● EXERCISE REQUIREMENTS: Exact reproduction is required for all entries.

● MATERIAL SUPPLIED:
[start]

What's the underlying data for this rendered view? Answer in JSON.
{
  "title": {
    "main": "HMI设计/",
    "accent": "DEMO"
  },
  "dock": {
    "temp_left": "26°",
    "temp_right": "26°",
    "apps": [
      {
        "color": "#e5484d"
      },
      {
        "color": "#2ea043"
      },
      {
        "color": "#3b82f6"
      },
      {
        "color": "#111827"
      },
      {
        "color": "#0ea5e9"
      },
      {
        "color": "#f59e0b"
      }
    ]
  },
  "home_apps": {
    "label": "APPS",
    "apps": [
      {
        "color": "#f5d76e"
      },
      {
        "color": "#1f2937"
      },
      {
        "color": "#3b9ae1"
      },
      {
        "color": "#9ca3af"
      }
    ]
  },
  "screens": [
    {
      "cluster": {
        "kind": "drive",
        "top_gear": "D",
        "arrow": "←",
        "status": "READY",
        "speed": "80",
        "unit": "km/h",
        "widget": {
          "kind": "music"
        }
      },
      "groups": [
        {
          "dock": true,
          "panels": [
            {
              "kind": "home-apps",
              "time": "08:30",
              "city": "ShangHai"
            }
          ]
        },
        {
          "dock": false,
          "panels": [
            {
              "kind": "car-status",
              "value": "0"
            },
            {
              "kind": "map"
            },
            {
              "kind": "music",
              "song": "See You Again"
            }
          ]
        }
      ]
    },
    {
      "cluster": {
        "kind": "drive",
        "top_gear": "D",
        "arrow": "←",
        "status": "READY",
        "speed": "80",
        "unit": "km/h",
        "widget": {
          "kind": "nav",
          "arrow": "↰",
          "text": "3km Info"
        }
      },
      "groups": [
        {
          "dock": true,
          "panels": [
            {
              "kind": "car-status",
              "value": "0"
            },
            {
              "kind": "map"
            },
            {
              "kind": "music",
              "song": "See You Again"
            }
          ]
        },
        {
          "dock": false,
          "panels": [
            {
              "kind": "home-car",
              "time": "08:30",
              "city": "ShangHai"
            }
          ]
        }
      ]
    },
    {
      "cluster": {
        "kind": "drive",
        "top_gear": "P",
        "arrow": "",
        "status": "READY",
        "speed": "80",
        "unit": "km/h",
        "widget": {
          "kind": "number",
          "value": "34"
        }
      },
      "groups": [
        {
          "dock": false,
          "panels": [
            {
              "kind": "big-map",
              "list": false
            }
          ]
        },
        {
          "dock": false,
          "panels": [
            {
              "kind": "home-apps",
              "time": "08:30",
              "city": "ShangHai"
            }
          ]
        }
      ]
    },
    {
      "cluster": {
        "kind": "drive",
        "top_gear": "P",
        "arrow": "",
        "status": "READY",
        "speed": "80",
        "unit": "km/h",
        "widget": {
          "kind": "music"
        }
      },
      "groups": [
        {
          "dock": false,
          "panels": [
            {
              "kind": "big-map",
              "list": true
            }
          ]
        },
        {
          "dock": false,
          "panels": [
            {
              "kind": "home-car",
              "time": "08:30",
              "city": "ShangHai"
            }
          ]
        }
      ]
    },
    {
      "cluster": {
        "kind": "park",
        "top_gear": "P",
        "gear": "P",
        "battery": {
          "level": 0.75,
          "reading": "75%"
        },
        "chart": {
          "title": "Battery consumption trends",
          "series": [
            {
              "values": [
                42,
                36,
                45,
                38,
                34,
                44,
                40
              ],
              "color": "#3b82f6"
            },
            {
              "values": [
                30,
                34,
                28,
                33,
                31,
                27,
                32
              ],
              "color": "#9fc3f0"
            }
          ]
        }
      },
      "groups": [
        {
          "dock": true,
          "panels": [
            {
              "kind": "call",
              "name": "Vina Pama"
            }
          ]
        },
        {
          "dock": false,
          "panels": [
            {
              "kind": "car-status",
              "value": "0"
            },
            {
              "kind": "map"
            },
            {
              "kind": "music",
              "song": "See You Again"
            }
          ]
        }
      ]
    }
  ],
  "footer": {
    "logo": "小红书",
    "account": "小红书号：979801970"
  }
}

[end]

● REPLY TO THE TASK:
What's the underlying data for this rendered view? Answer in JSON.
{
  "title": {
    "main": "HMI设计/",
    "accent": "DEMO"
  },
  "dock": {
    "temp_left": "26°",
    "temp_right": "26°",
    "apps": [
      {
        "color": "#e5484d"
      },
      {
        "color": "#2ea043"
      },
      {
        "color": "#3b82f6"
      },
      {
        "color": "#111827"
      },
      {
        "color": "#0ea5e9"
      },
      {
        "color": "#f59e0b"
      }
    ]
  },
  "home_apps": {
    "label": "APPS",
    "apps": [
      {
        "color": "#f5d76e"
      },
      {
        "color": "#1f2937"
      },
      {
        "color": "#3b9ae1"
      },
      {
        "color": "#9ca3af"
      }
    ]
  },
  "screens": [
    {
      "cluster": {
        "kind": "drive",
        "top_gear": "D",
        "arrow": "←",
        "status": "READY",
        "speed": "80",
        "unit": "km/h",
        "widget": {
          "kind": "music"
        }
      },
      "groups": [
        {
          "dock": true,
          "panels": [
            {
              "kind": "home-apps",
              "time": "08:30",
              "city": "ShangHai"
            }
          ]
        },
        {
          "dock": false,
          "panels": [
            {
              "kind": "car-status",
              "value": "0"
            },
            {
              "kind": "map"
            },
            {
              "kind": "music",
              "song": "See You Again"
            }
          ]
        }
      ]
    },
    {
      "cluster": {
        "kind": "drive",
        "top_gear": "D",
        "arrow": "←",
        "status": "READY",
        "speed": "80",
        "unit": "km/h",
        "widget": {
          "kind": "nav",
          "arrow": "↰",
          "text": "3km Info"
        }
      },
      "groups": [
        {
          "dock": true,
          "panels": [
            {
              "kind": "car-status",
              "value": "0"
            },
            {
              "kind": "map"
            },
            {
              "kind": "music",
              "song": "See You Again"
            }
          ]
        },
        {
          "dock": false,
          "panels": [
            {
              "kind": "home-car",
              "time": "08:30",
              "city": "ShangHai"
            }
          ]
        }
      ]
    },
    {
      "cluster": {
        "kind": "drive",
        "top_gear": "P",
        "arrow": "",
        "status": "READY",
        "speed": "80",
        "unit": "km/h",
        "widget": {
          "kind": "number",
          "value": "34"
        }
      },
      "groups": [
        {
          "dock": false,
          "panels": [
            {
              "kind": "big-map",
              "list": false
            }
          ]
        },
        {
          "dock": false,
          "panels": [
            {
              "kind": "home-apps",
              "time": "08:30",
              "city": "ShangHai"
            }
          ]
        }
      ]
    },
    {
      "cluster": {
        "kind": "drive",
        "top_gear": "P",
        "arrow": "",
        "status": "READY",
        "speed": "80",
        "unit": "km/h",
        "widget": {
          "kind": "music"
        }
      },
      "groups": [
        {
          "dock": false,
          "panels": [
            {
              "kind": "big-map",
              "list": true
            }
          ]
        },
        {
          "dock": false,
          "panels": [
            {
              "kind": "home-car",
              "time": "08:30",
              "city": "ShangHai"
            }
          ]
        }
      ]
    },
    {
      "cluster": {
        "kind": "park",
        "top_gear": "P",
        "gear": "P",
        "battery": {
          "level": 0.75,
          "reading": "75%"
        },
        "chart": {
          "title": "Battery consumption trends",
          "series": [
            {
              "values": [
                42,
                36,
                45,
                38,
                34,
                44,
                40
              ],
              "color": "#3b82f6"
            },
            {
              "values": [
                30,
                34,
                28,
                33,
                31,
                27,
                32
              ],
              "color": "#9fc3f0"
            }
          ]
        }
      },
      "groups": [
        {
          "dock": true,
          "panels": [
            {
              "kind": "call",
              "name": "Vina Pama"
            }
          ]
        },
        {
          "dock": false,
          "panels": [
            {
              "kind": "car-status",
              "value": "0"
            },
            {
              "kind": "map"
            },
            {
              "kind": "music",
              "song": "See You Again"
            }
          ]
        }
      ]
    }
  ],
  "footer": {
    "logo": "小红书",
    "account": "小红书号：979801970"
  }
}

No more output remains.